ИЗУЧАЕМЫЙ ТЕКСТ

Бесспорно, Антону Павловичу в Софье Петровне было многое чуждо. Можно себе представить, например, с каким чувством читал он следующее письмо, присланное ею из Петербурга:

«Чаще всего послушная первому порыву, я и сейчас иду на риск — показаться вам не по летам экзальтированной и смешной?

Пусть так! посмейтесь, милый Антон Павлович, и все-таки выслушайте еще лишний раз в жизни, не первое и не последнее признание — не в любви только, а в чем-то гораздо высшем.

Вам будет понятнее, впрочем, все это, когда я скажу, что сейчас из театра, давали Иванова…

Поработали головы, освежились души, каждый заглянул непременно в себя… а то ведь последнее время в театре все больше зрелища, а не мысленное, не духовное наслаждение… Вы его дали всем нам».

Как странно: вроде тебя хвалят за то, чего ты втайне и сам хотел достичь, но «словечка в простоте не скажет, все с ужимкой».

И что за несносная манера претендовать не на простые человеческие чувства, а на «что-то гораздо высшее»!

ЦЕЛЬ ЗАДАНИЯ
Перепишите из изучаемого текста без изменений всё, что идет от слов «Бесспорно, Антону Павловичу» вниз до слов «чем-то гораздо высшем.».

ИСХОДНЫЕ ДАННЫЕ
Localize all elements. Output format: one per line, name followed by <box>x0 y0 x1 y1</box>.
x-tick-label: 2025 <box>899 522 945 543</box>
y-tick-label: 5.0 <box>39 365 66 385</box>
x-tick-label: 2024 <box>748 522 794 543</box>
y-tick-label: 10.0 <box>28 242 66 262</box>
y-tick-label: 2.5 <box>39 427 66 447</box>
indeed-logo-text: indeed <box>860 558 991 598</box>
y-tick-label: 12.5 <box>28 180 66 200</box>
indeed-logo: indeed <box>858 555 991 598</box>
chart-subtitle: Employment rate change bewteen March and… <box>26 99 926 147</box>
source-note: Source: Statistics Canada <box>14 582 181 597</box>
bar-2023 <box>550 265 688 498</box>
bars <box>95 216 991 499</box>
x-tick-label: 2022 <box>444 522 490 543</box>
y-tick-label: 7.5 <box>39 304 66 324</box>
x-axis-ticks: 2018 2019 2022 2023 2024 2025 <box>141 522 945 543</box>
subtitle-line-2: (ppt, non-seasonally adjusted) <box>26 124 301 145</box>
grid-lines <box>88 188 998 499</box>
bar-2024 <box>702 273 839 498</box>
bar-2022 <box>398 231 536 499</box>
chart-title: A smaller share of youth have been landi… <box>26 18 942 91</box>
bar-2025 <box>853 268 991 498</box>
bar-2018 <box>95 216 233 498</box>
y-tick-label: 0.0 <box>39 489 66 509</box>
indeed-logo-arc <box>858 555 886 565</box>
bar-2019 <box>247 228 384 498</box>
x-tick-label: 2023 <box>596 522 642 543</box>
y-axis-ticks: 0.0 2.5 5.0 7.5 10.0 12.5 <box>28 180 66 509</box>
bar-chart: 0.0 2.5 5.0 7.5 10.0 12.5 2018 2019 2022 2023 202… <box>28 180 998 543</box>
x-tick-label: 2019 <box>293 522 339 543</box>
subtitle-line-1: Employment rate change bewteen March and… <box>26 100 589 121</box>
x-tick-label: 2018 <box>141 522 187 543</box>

ПИСЬМЕННЫЙ ОТВЕТ
Бесспорно, Антону Павловичу в Софье Петровне было многое чуждо. Можно себе представить, например, с каким чувством читал он следующее письмо, присланное ею из Петербурга:

«Чаще всего послушная первому порыву, я и сейчас иду на риск — показаться вам не по летам экзальтированной и смешной?

Пусть так! посмейтесь, милый Антон Павлович, и все-таки выслушайте еще лишний раз в жизни, не первое и не последнее признание — не в любви только, а в чем-то гораздо высшем.